## EXERCISE DESCRIPTION
If a line below contains the string "response", return that line.

• • • • •

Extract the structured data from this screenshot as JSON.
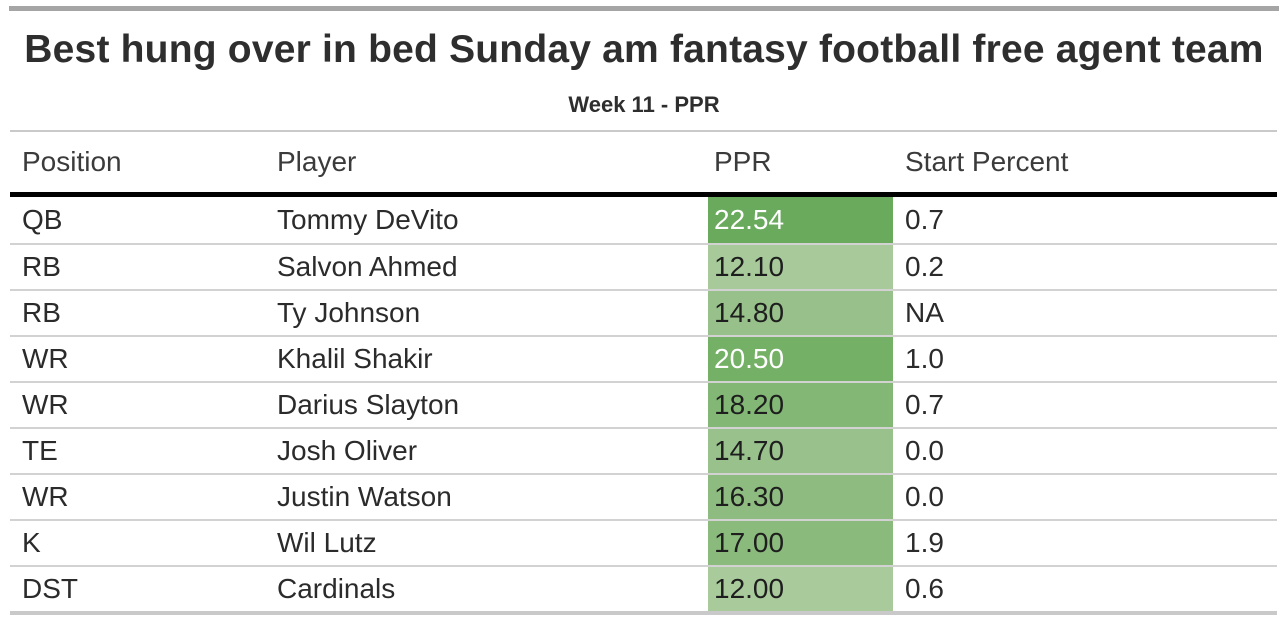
{
  "page": {
    "title": "Best hung over in bed Sunday am fantasy football free agent team",
    "subtitle": "Week 11 - PPR"
  },
  "colors": {
    "top_bar": "#a5a5a5",
    "header_rule": "#000000",
    "row_rule": "#d2d2d2",
    "outer_rule": "#c9c9c9",
    "ppr_scale_min": "#a9cb9c",
    "ppr_scale_max": "#69aa5c",
    "text_dark": "#2b2b2b",
    "text_on_dark_green": "#ffffff"
  },
  "table": {
    "columns": [
      "Position",
      "Player",
      "PPR",
      "Start Percent"
    ],
    "rows": [
      {
        "position": "QB",
        "player": "Tommy DeVito",
        "ppr": "22.54",
        "start_percent": "0.7",
        "ppr_bg": "#69aa5c",
        "ppr_fg": "#ffffff"
      },
      {
        "position": "RB",
        "player": "Salvon Ahmed",
        "ppr": "12.10",
        "start_percent": "0.2",
        "ppr_bg": "#a8ca9b",
        "ppr_fg": "#1e1e1e"
      },
      {
        "position": "RB",
        "player": "Ty Johnson",
        "ppr": "14.80",
        "start_percent": "NA",
        "ppr_bg": "#97c08a",
        "ppr_fg": "#1e1e1e"
      },
      {
        "position": "WR",
        "player": "Khalil Shakir",
        "ppr": "20.50",
        "start_percent": "1.0",
        "ppr_bg": "#74b066",
        "ppr_fg": "#ffffff"
      },
      {
        "position": "WR",
        "player": "Darius Slayton",
        "ppr": "18.20",
        "start_percent": "0.7",
        "ppr_bg": "#83b775",
        "ppr_fg": "#1e1e1e"
      },
      {
        "position": "TE",
        "player": "Josh Oliver",
        "ppr": "14.70",
        "start_percent": "0.0",
        "ppr_bg": "#98c18b",
        "ppr_fg": "#1e1e1e"
      },
      {
        "position": "WR",
        "player": "Justin Watson",
        "ppr": "16.30",
        "start_percent": "0.0",
        "ppr_bg": "#8ebc80",
        "ppr_fg": "#1e1e1e"
      },
      {
        "position": "K",
        "player": "Wil Lutz",
        "ppr": "17.00",
        "start_percent": "1.9",
        "ppr_bg": "#8bba7d",
        "ppr_fg": "#1e1e1e"
      },
      {
        "position": "DST",
        "player": "Cardinals",
        "ppr": "12.00",
        "start_percent": "0.6",
        "ppr_bg": "#a9cb9c",
        "ppr_fg": "#1e1e1e"
      }
    ]
  },
  "chart_data": {
    "type": "table",
    "title": "Best hung over in bed Sunday am fantasy football free agent team",
    "subtitle": "Week 11 - PPR",
    "columns": [
      "Position",
      "Player",
      "PPR",
      "Start Percent"
    ],
    "rows": [
      [
        "QB",
        "Tommy DeVito",
        22.54,
        "0.7"
      ],
      [
        "RB",
        "Salvon Ahmed",
        12.1,
        "0.2"
      ],
      [
        "RB",
        "Ty Johnson",
        14.8,
        "NA"
      ],
      [
        "WR",
        "Khalil Shakir",
        20.5,
        "1.0"
      ],
      [
        "WR",
        "Darius Slayton",
        18.2,
        "0.7"
      ],
      [
        "TE",
        "Josh Oliver",
        14.7,
        "0.0"
      ],
      [
        "WR",
        "Justin Watson",
        16.3,
        "0.0"
      ],
      [
        "K",
        "Wil Lutz",
        17.0,
        "1.9"
      ],
      [
        "DST",
        "Cardinals",
        12.0,
        "0.6"
      ]
    ],
    "conditional_format": {
      "column": "PPR",
      "style": "green gradient fill, darker = higher value, white text on darkest cells",
      "min_value": 12.0,
      "max_value": 22.54,
      "min_color": "#a9cb9c",
      "max_color": "#69aa5c"
    },
    "layout": {
      "grid": "horizontal rules only",
      "legend": "none"
    }
  }
}
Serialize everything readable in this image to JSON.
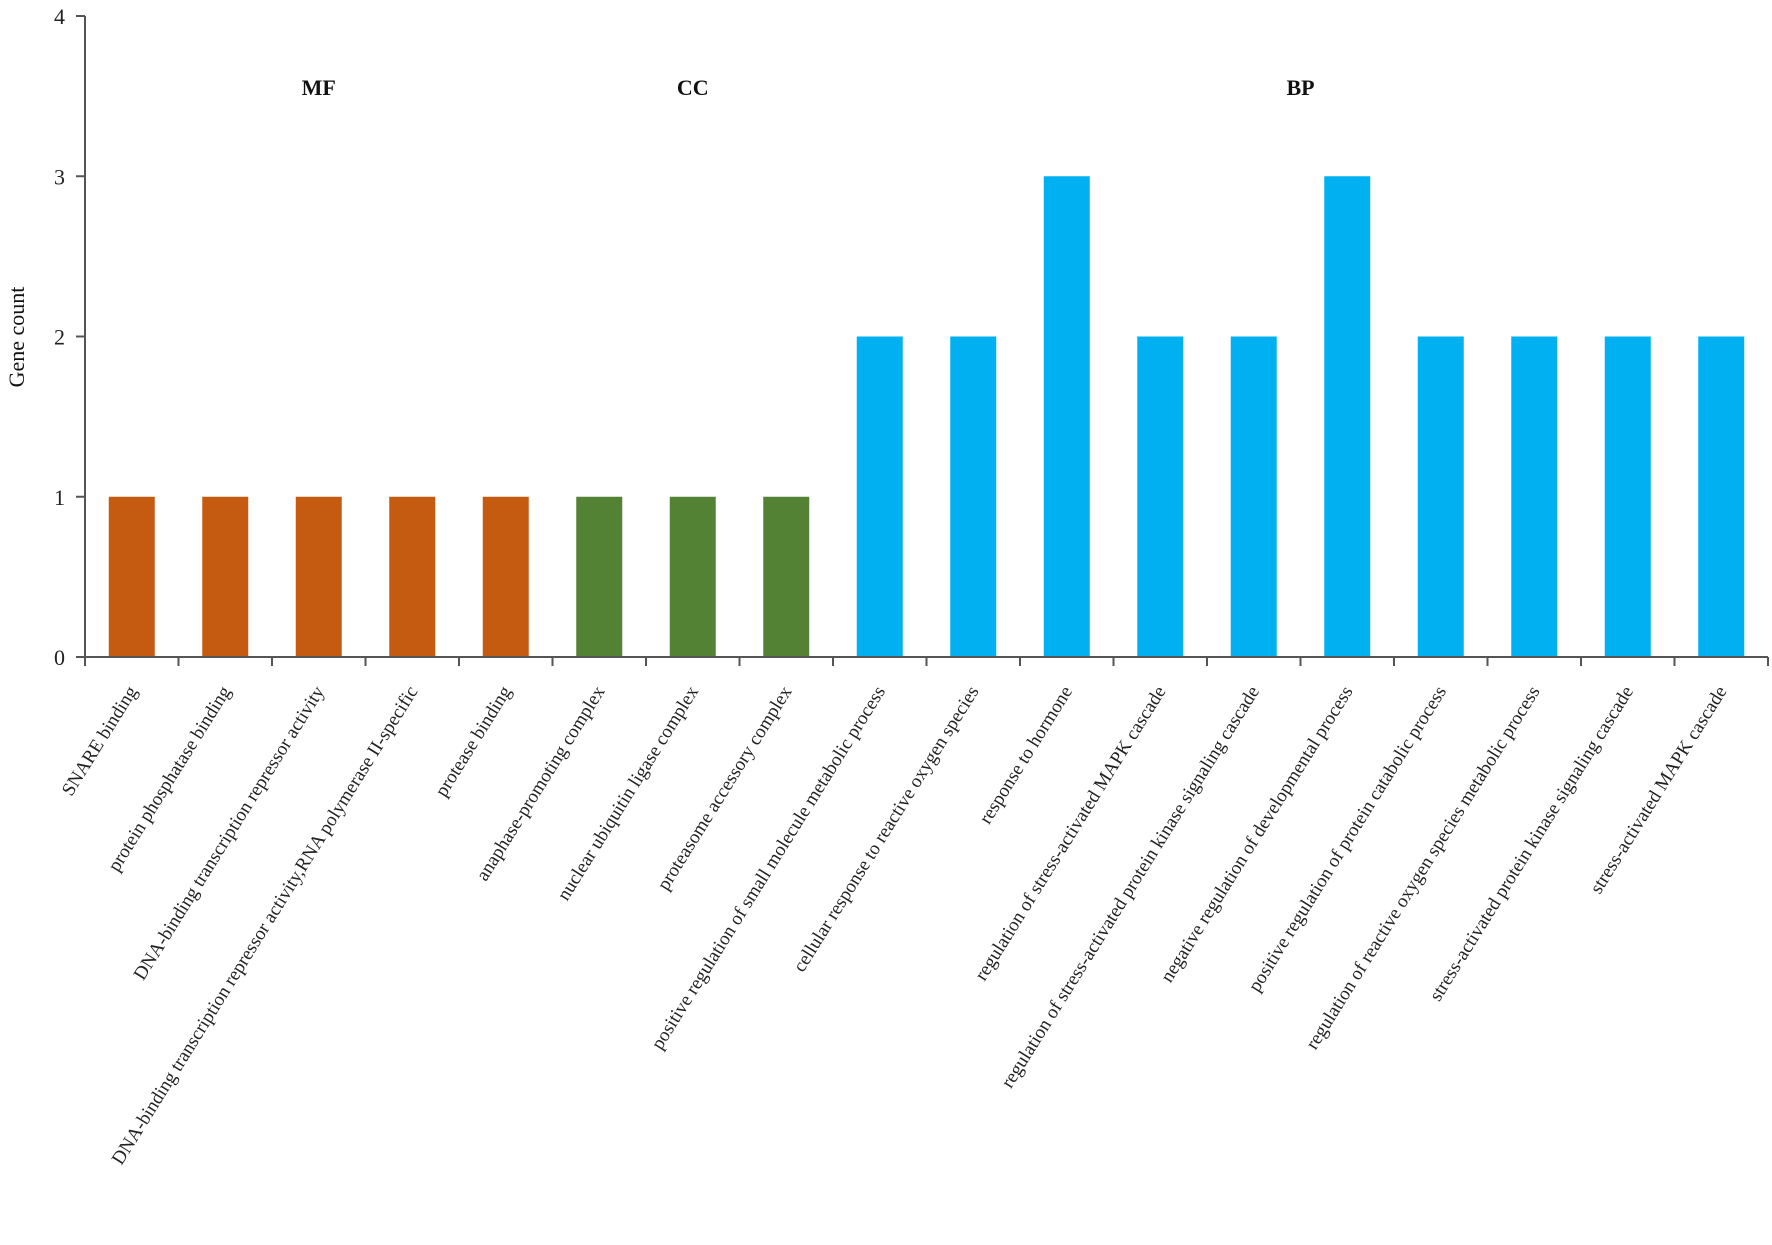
{
  "chart_data": {
    "type": "bar",
    "ylabel": "Gene count",
    "xlabel": "",
    "ylim": [
      0,
      4
    ],
    "yticks": [
      0,
      1,
      2,
      3,
      4
    ],
    "grid": false,
    "group_labels": [
      {
        "label": "MF",
        "color": "#C55A11"
      },
      {
        "label": "CC",
        "color": "#548235"
      },
      {
        "label": "BP",
        "color": "#00B0F0"
      }
    ],
    "categories": [
      "SNARE binding",
      "protein phosphatase binding",
      "DNA-binding transcription repressor activity",
      "DNA-binding transcription repressor activity,RNA polymerase II-specific",
      "protease binding",
      "anaphase-promoting complex",
      "nuclear ubiquitin ligase complex",
      "proteasome accessory complex",
      "positive regulation of small molecule metabolic process",
      "cellular response to reactive oxygen species",
      "response to hormone",
      "regulation of stress-activated MAPK cascade",
      "regulation of stress-activated protein kinase signaling cascade",
      "negative regulation of developmental process",
      "positive regulation of protein catabolic process",
      "regulation of reactive oxygen species  metabolic process",
      "stress-activated protein kinase signaling cascade",
      "stress-activated MAPK cascade"
    ],
    "groups": [
      "MF",
      "MF",
      "MF",
      "MF",
      "MF",
      "CC",
      "CC",
      "CC",
      "BP",
      "BP",
      "BP",
      "BP",
      "BP",
      "BP",
      "BP",
      "BP",
      "BP",
      "BP"
    ],
    "values": [
      1,
      1,
      1,
      1,
      1,
      1,
      1,
      1,
      2,
      2,
      3,
      2,
      2,
      3,
      2,
      2,
      2,
      2
    ]
  }
}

• • • • •

## THE COMPLETED TASK
      "cellular response to reactive oxygen species",
      "response to hormone",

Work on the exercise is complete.